# What is being asked
Leave out the pictures and return every entry exactly as it appears.

# Provided records
** start **
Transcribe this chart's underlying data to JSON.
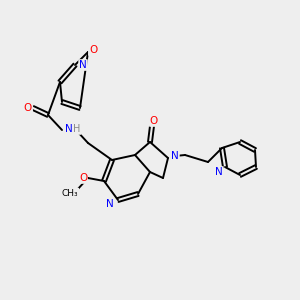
{
  "bg_color": "#eeeeee",
  "bond_color": "#000000",
  "atom_colors": {
    "N": "#0000ff",
    "O": "#ff0000",
    "H": "#888888",
    "C": "#000000"
  },
  "figsize": [
    3.0,
    3.0
  ],
  "dpi": 100
}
** end **
# Solution to this exercise
Transcribe this chart's underlying data to JSON.
{
  "bg_color": "#eeeeee",
  "bond_color": "#000000",
  "atom_colors": {
    "N": "#0000ff",
    "O": "#ff0000",
    "H": "#888888",
    "C": "#000000"
  },
  "figsize": [
    3.0,
    3.0
  ],
  "dpi": 100
}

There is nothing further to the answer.